▶ YOUR INSTRUCTIONS: Quote, verbatim, all material below, without pictures.
---+---
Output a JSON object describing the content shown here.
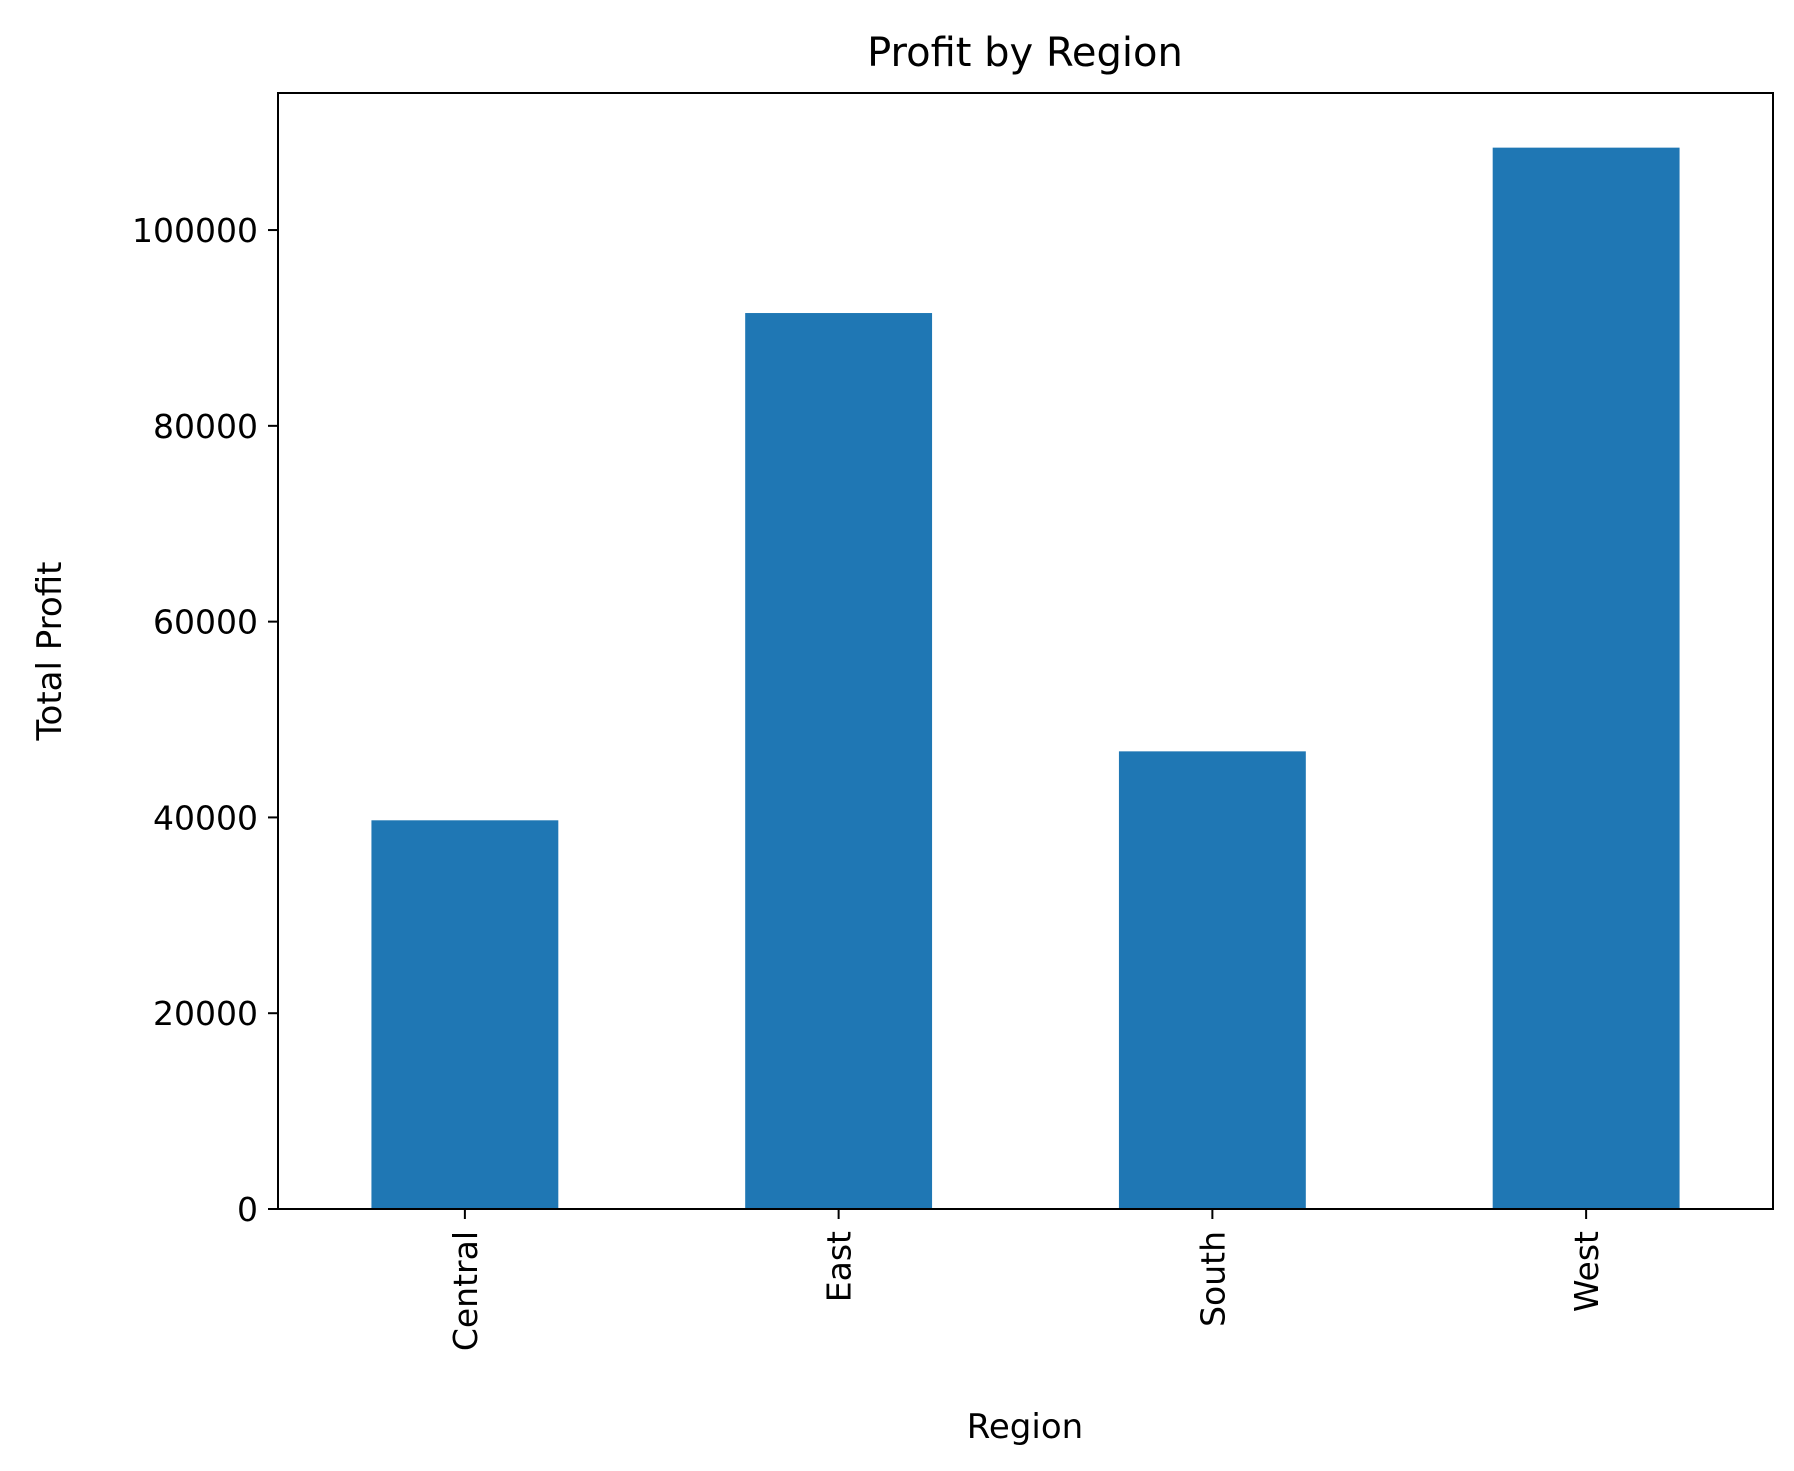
{
  "chart_data": {
    "type": "bar",
    "title": "Profit by Region",
    "xlabel": "Region",
    "ylabel": "Total Profit",
    "categories": [
      "Central",
      "East",
      "South",
      "West"
    ],
    "values": [
      39706,
      91523,
      46749,
      108418
    ],
    "ylim": [
      0,
      114000
    ],
    "yticks": [
      0,
      20000,
      40000,
      60000,
      80000,
      100000
    ],
    "ytick_labels": [
      "0",
      "20000",
      "40000",
      "60000",
      "80000",
      "100000"
    ],
    "bar_color": "#1f77b4",
    "grid": false,
    "legend": "none",
    "xtick_rotation": "vertical"
  }
}
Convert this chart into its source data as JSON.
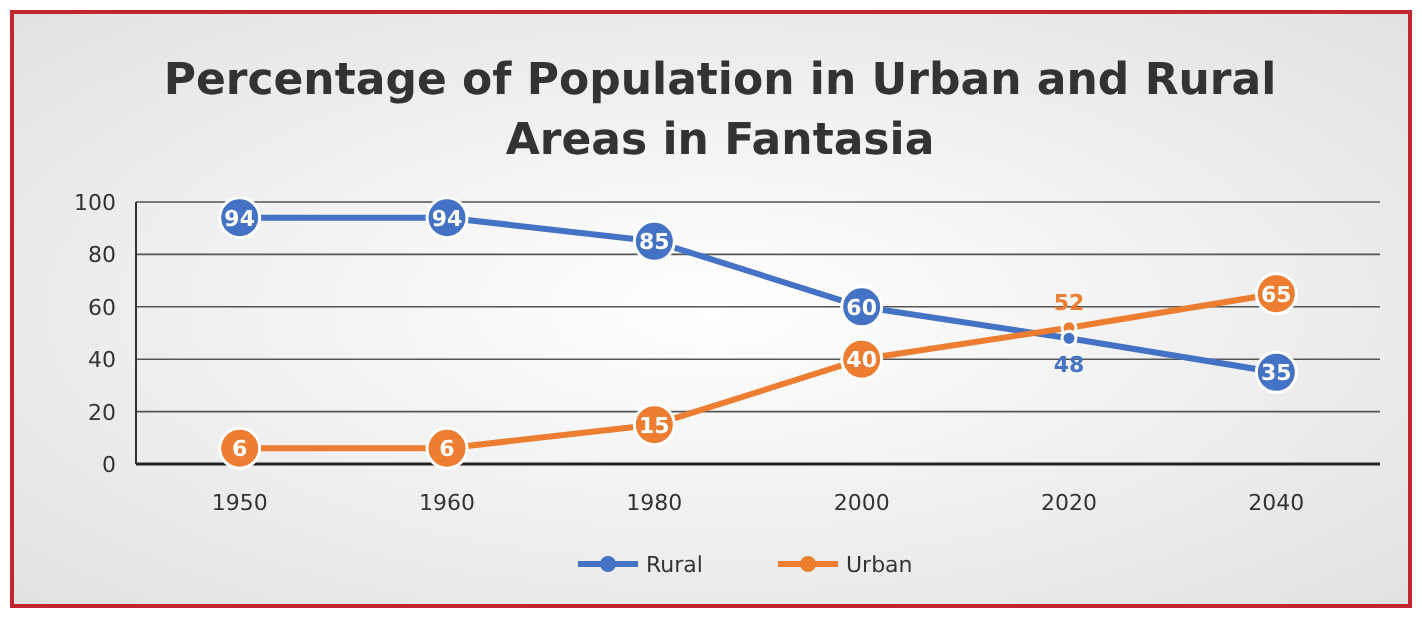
{
  "chart_data": {
    "type": "line",
    "title": "Percentage of Population in Urban and Rural\nAreas in Fantasia",
    "categories": [
      "1950",
      "1960",
      "1980",
      "2000",
      "2020",
      "2040"
    ],
    "series": [
      {
        "name": "Rural",
        "color": "#4472c4",
        "values": [
          94,
          94,
          85,
          60,
          48,
          35
        ]
      },
      {
        "name": "Urban",
        "color": "#ed7d31",
        "values": [
          6,
          6,
          15,
          40,
          52,
          65
        ]
      }
    ],
    "ylim": [
      0,
      100
    ],
    "yticks": [
      0,
      20,
      40,
      60,
      80,
      100
    ],
    "grid": "y",
    "legend": "bottom",
    "marker": "circle",
    "line_style": "solid",
    "data_labels": true
  }
}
---+---
▶ SOLUTION:
Output a JSON object describing the content shown here.
{
  "chart_data": {
    "type": "bar",
    "title": "Profit by Region",
    "xlabel": "Region",
    "ylabel": "Total Profit",
    "categories": [
      "Central",
      "East",
      "South",
      "West"
    ],
    "values": [
      39706,
      91523,
      46749,
      108418
    ],
    "ylim": [
      0,
      114000
    ],
    "yticks": [
      0,
      20000,
      40000,
      60000,
      80000,
      100000
    ],
    "ytick_labels": [
      "0",
      "20000",
      "40000",
      "60000",
      "80000",
      "100000"
    ],
    "bar_color": "#1f77b4",
    "grid": false,
    "legend": "none",
    "xtick_rotation": "vertical"
  }
}
Convert this chart into its source data as JSON.
{
  "chart_data": {
    "type": "line",
    "title": "Percentage of Population in Urban and Rural\nAreas in Fantasia",
    "categories": [
      "1950",
      "1960",
      "1980",
      "2000",
      "2020",
      "2040"
    ],
    "series": [
      {
        "name": "Rural",
        "color": "#4472c4",
        "values": [
          94,
          94,
          85,
          60,
          48,
          35
        ]
      },
      {
        "name": "Urban",
        "color": "#ed7d31",
        "values": [
          6,
          6,
          15,
          40,
          52,
          65
        ]
      }
    ],
    "ylim": [
      0,
      100
    ],
    "yticks": [
      0,
      20,
      40,
      60,
      80,
      100
    ],
    "grid": "y",
    "legend": "bottom",
    "marker": "circle",
    "line_style": "solid",
    "data_labels": true
  }
}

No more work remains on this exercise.